_EXERCISE DETAILS_: The data below must be copied in full and without any change.

--- TASK MATERIAL ---

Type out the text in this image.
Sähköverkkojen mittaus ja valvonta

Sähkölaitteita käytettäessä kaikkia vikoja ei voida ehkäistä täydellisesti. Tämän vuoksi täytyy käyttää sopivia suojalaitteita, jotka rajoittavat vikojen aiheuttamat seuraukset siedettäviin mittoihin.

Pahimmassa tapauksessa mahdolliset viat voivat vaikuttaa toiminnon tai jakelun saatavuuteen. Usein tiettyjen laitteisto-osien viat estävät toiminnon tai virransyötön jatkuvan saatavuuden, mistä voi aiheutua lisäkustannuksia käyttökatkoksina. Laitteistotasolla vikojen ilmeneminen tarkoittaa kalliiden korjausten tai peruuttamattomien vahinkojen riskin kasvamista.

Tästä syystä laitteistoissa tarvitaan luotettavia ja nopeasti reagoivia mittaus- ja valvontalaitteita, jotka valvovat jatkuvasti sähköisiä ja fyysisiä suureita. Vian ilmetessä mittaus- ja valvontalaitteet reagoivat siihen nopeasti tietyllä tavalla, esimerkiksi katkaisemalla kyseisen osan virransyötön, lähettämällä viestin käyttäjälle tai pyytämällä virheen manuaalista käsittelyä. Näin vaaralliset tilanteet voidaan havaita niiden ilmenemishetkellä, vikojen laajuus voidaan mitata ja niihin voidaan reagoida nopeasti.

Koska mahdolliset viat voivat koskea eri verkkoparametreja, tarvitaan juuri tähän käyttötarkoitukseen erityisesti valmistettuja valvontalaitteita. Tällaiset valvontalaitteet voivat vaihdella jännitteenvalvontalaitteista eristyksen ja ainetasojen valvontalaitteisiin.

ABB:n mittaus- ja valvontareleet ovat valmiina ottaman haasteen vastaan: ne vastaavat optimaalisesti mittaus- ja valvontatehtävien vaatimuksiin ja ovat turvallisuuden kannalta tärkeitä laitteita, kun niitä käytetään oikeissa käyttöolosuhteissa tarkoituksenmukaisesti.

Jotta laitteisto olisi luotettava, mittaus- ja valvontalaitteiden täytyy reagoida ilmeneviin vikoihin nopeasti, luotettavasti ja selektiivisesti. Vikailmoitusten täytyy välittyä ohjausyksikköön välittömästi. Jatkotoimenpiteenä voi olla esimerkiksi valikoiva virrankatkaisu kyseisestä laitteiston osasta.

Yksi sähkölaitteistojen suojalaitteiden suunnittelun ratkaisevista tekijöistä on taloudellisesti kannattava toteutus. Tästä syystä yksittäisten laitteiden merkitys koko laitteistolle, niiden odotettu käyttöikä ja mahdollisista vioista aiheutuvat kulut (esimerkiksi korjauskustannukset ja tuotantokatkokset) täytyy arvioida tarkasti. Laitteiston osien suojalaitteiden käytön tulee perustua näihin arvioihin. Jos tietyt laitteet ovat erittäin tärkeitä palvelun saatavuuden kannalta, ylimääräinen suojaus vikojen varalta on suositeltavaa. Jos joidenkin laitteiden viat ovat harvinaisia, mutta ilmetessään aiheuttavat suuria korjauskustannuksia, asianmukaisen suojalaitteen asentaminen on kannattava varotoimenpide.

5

---

_FINISHED ANSWER_:
Type out the text in this image.
Sähköverkkojen mittaus ja valvonta

Sähkölaitteita käytettäessä kaikkia vikoja ei voida ehkäistä täydellisesti. Tämän vuoksi täytyy käyttää sopivia suojalaitteita, jotka rajoittavat vikojen aiheuttamat seuraukset siedettäviin mittoihin.

Pahimmassa tapauksessa mahdolliset viat voivat vaikuttaa toiminnon tai jakelun saatavuuteen. Usein tiettyjen laitteisto-osien viat estävät toiminnon tai virransyötön jatkuvan saatavuuden, mistä voi aiheutua lisäkustannuksia käyttökatkoksina. Laitteistotasolla vikojen ilmeneminen tarkoittaa kalliiden korjausten tai peruuttamattomien vahinkojen riskin kasvamista.

Tästä syystä laitteistoissa tarvitaan luotettavia ja nopeasti reagoivia mittaus- ja valvontalaitteita, jotka valvovat jatkuvasti sähköisiä ja fyysisiä suureita. Vian ilmetessä mittaus- ja valvontalaitteet reagoivat siihen nopeasti tietyllä tavalla, esimerkiksi katkaisemalla kyseisen osan virransyötön, lähettämällä viestin käyttäjälle tai pyytämällä virheen manuaalista käsittelyä. Näin vaaralliset tilanteet voidaan havaita niiden ilmenemishetkellä, vikojen laajuus voidaan mitata ja niihin voidaan reagoida nopeasti.

Koska mahdolliset viat voivat koskea eri verkkoparametreja, tarvitaan juuri tähän käyttötarkoitukseen erityisesti valmistettuja valvontalaitteita. Tällaiset valvontalaitteet voivat vaihdella jännitteenvalvontalaitteista eristyksen ja ainetasojen valvontalaitteisiin.

ABB:n mittaus- ja valvontareleet ovat valmiina ottaman haasteen vastaan: ne vastaavat optimaalisesti mittaus- ja valvontatehtävien vaatimuksiin ja ovat turvallisuuden kannalta tärkeitä laitteita, kun niitä käytetään oikeissa käyttöolosuhteissa tarkoituksenmukaisesti.

Jotta laitteisto olisi luotettava, mittaus- ja valvontalaitteiden täytyy reagoida ilmeneviin vikoihin nopeasti, luotettavasti ja selektiivisesti. Vikailmoitusten täytyy välittyä ohjausyksikköön välittömästi. Jatkotoimenpiteenä voi olla esimerkiksi valikoiva virrankatkaisu kyseisestä laitteiston osasta.

Yksi sähkölaitteistojen suojalaitteiden suunnittelun ratkaisevista tekijöistä on taloudellisesti kannattava toteutus. Tästä syystä yksittäisten laitteiden merkitys koko laitteistolle, niiden odotettu käyttöikä ja mahdollisista vioista aiheutuvat kulut (esimerkiksi korjauskustannukset ja tuotantokatkokset) täytyy arvioida tarkasti. Laitteiston osien suojalaitteiden käytön tulee perustua näihin arvioihin. Jos tietyt laitteet ovat erittäin tärkeitä palvelun saatavuuden kannalta, ylimääräinen suojaus vikojen varalta on suositeltavaa. Jos joidenkin laitteiden viat ovat harvinaisia, mutta ilmetessään aiheuttavat suuria korjauskustannuksia, asianmukaisen suojalaitteen asentaminen on kannattava varotoimenpide.

5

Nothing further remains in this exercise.